Objective => Lines holding the string "standing" are the ones to copy from this listing.

Material to process =>
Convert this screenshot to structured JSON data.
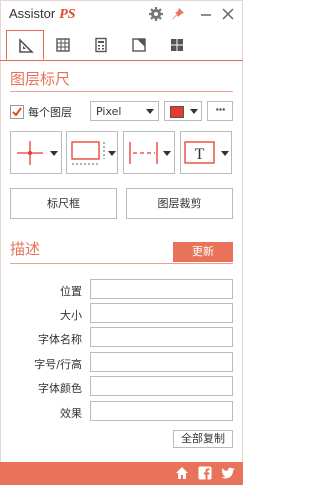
{
  "app": {
    "title": "Assistor",
    "title_suffix": "PS"
  },
  "titlebar_icons": [
    "gear-icon",
    "pin-icon",
    "minimize-icon",
    "close-icon"
  ],
  "tabs": [
    {
      "icon": "ruler-triangle-icon",
      "active": true
    },
    {
      "icon": "grid-icon",
      "active": false
    },
    {
      "icon": "calculator-icon",
      "active": false
    },
    {
      "icon": "slice-icon",
      "active": false
    },
    {
      "icon": "layout-icon",
      "active": false
    }
  ],
  "ruler": {
    "title": "图层标尺",
    "each_layer_label": "每个图层",
    "each_layer_checked": true,
    "unit_value": "Pixel",
    "color_value": "#e63b2e",
    "more_label": "···",
    "tools": [
      "crosshair-tool",
      "rect-border-tool",
      "dash-line-tool",
      "text-tool"
    ],
    "text_tool_glyph": "T",
    "ruler_frame_label": "标尺框",
    "layer_crop_label": "图层裁剪"
  },
  "describe": {
    "title": "描述",
    "refresh_label": "更新",
    "fields": [
      {
        "label": "位置",
        "value": ""
      },
      {
        "label": "大小",
        "value": ""
      },
      {
        "label": "字体名称",
        "value": ""
      },
      {
        "label": "字号/行高",
        "value": ""
      },
      {
        "label": "字体颜色",
        "value": ""
      },
      {
        "label": "效果",
        "value": ""
      }
    ],
    "copy_all_label": "全部复制"
  },
  "footer_icons": [
    "home-icon",
    "facebook-icon",
    "twitter-icon"
  ],
  "colors": {
    "accent": "#e8725a",
    "accent_dark": "#e46a4f"
  }
}
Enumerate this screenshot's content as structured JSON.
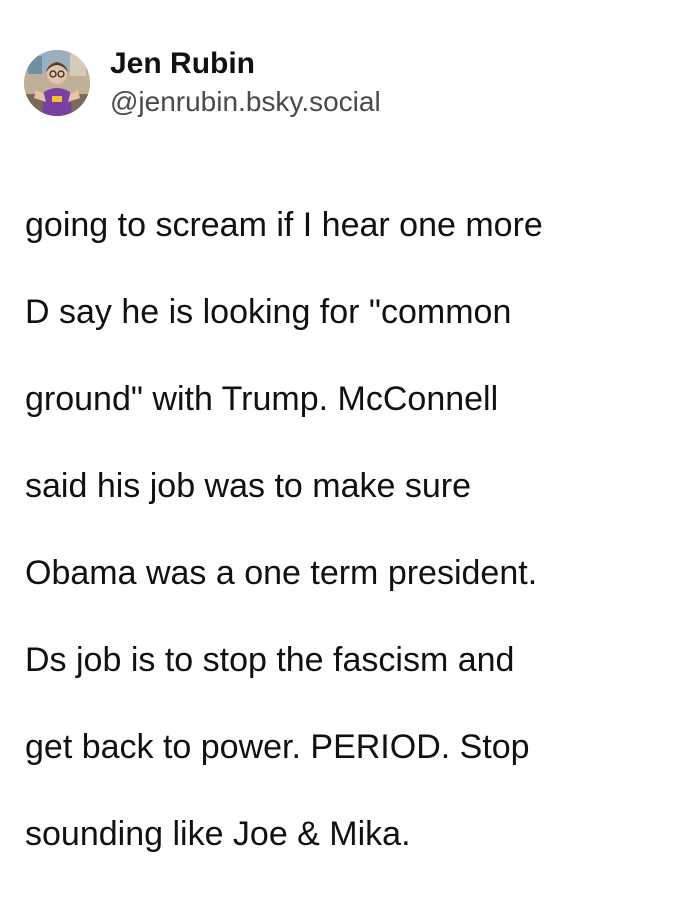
{
  "post": {
    "author": {
      "display_name": "Jen Rubin",
      "handle": "@jenrubin.bsky.social",
      "avatar_icon": "profile-photo"
    },
    "text_lines": [
      "going to scream if I hear one more",
      "D say he is looking for \"common",
      "ground\" with Trump. McConnell",
      "said his job was to make sure",
      "Obama was a one term president.",
      "Ds job is to stop the fascism and",
      "get back to power. PERIOD. Stop",
      "sounding like Joe & Mika."
    ]
  }
}
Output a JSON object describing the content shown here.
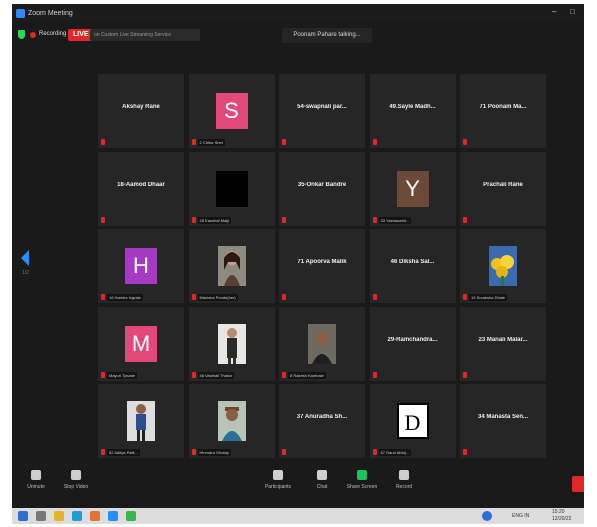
{
  "window": {
    "title": "Zoom Meeting",
    "controls": [
      "–",
      "□"
    ]
  },
  "topbar": {
    "recording_label": "Recording",
    "live_badge": "LIVE",
    "live_url": "on Custom Live Streaming Service",
    "speaking": "Poonam Pahare talking..."
  },
  "grid": {
    "page_indicator": "1/2",
    "tiles": [
      {
        "name": "Akshay Rane",
        "tag": ""
      },
      {
        "initial": "S",
        "avatar_color": "#e2487a",
        "tag": "2 Chitra Shet"
      },
      {
        "name": "54-swapnali par...",
        "tag": ""
      },
      {
        "name": "49.Sayle Madh...",
        "tag": ""
      },
      {
        "name": "71 Poonam Ma...",
        "tag": ""
      },
      {
        "name": "18-Aamod Dhaar",
        "tag": ""
      },
      {
        "avatar_color": "#000000",
        "tag": "28 Kaushal Malji"
      },
      {
        "name": "35-Onkar Bandre",
        "tag": ""
      },
      {
        "initial": "Y",
        "avatar_color": "#6b4a3a",
        "tag": "33 Yashaswini..."
      },
      {
        "name": "Prachali Rane",
        "tag": ""
      },
      {
        "initial": "H",
        "avatar_color": "#a73ac4",
        "tag": "16 Harsha Ingrale"
      },
      {
        "photo": "woman-portrait",
        "tag": "Manisha Ponde(ber)"
      },
      {
        "name": "71 Apoorva Malik",
        "tag": ""
      },
      {
        "name": "46 Diksha Sal...",
        "tag": ""
      },
      {
        "photo": "yellow-flowers",
        "tag": "19 Suraksha Dhale"
      },
      {
        "initial": "M",
        "avatar_color": "#e2487a",
        "tag": "Mayuri Tjavale"
      },
      {
        "photo": "woman-standing",
        "tag": "48 Vaidhali Thakur"
      },
      {
        "photo": "man-portrait",
        "tag": "8 Rakesh Kambale"
      },
      {
        "name": "29-Ramchandra...",
        "tag": ""
      },
      {
        "name": "23 Manali Malar...",
        "tag": ""
      },
      {
        "photo": "man-standing",
        "tag": "52 Aditya Patil..."
      },
      {
        "photo": "man-hat",
        "tag": "Hirendra Gholap"
      },
      {
        "name": "37 Anuradha Sh...",
        "tag": ""
      },
      {
        "initial": "D",
        "avatar_color": "#ffffff",
        "tag": "67 Gauri Abhij..."
      },
      {
        "name": "34 Manasta Sen...",
        "tag": ""
      }
    ]
  },
  "toolbar": {
    "unmute": "Unmute",
    "start_video": "Stop Video",
    "participants": "Participants",
    "participants_count": "114",
    "chat": "Chat",
    "share": "Share Screen",
    "record": "Record"
  },
  "taskbar": {
    "time": "15:20",
    "date": "12/20/22",
    "lang": "ENG IN"
  },
  "colors": {
    "accent": "#2d8cff",
    "live": "#e02828",
    "share": "#1bc35b"
  }
}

In response =>
        "photo": "woman-standing",
        "photo": "man-standing",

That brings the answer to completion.